** start Data shown **

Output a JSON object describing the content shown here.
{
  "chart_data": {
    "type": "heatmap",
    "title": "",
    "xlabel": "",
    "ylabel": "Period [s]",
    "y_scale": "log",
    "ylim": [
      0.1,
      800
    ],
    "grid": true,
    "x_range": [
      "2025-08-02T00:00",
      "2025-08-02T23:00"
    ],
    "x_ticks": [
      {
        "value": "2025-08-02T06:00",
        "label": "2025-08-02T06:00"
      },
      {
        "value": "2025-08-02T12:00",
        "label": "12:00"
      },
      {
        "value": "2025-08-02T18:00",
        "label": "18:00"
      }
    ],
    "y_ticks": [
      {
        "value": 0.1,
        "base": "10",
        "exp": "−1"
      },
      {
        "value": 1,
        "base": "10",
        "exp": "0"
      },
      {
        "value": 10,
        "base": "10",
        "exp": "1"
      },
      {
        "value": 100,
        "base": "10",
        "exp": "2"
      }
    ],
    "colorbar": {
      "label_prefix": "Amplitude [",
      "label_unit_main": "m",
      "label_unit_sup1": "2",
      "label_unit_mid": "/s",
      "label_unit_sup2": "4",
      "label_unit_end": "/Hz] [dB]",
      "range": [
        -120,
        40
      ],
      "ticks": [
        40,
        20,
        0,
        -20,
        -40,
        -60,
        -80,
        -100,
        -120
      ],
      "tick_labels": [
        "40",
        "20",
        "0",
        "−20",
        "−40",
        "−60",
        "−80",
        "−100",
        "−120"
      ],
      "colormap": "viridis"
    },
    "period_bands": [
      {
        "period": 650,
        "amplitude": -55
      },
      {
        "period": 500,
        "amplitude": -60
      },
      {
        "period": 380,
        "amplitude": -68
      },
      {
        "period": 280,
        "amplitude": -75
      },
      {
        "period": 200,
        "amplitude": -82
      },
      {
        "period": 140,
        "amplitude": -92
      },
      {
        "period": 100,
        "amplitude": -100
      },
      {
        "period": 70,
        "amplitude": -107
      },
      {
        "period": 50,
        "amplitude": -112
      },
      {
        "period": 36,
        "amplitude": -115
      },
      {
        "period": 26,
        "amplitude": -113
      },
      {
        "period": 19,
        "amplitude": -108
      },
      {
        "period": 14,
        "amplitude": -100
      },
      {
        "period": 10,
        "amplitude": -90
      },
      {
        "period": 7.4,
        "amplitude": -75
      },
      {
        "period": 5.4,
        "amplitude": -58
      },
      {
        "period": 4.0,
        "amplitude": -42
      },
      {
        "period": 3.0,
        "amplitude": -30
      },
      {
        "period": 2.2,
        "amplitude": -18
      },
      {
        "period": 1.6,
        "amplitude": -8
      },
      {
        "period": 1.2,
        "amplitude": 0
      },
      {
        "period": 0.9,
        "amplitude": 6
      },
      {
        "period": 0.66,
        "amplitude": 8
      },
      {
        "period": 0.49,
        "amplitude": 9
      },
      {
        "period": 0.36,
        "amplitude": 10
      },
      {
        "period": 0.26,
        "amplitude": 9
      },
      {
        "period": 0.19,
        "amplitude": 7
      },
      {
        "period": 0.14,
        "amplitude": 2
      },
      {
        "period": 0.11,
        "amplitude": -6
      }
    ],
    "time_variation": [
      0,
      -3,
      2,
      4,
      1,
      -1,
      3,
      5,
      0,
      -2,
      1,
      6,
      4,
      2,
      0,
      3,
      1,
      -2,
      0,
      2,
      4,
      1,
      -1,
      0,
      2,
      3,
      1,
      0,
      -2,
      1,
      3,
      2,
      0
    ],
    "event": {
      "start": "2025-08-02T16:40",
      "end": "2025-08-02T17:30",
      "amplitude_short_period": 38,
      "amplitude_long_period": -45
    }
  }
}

** end Data shown **

- [Exercise brief] Using the material above, report each line where "value" occurs.

- [Result of this task]
        "value": "2025-08-02T06:00",
        "value": "2025-08-02T12:00",
        "value": "2025-08-02T18:00",
        "value": 0.1,
        "value": 1,
        "value": 10,
        "value": 100,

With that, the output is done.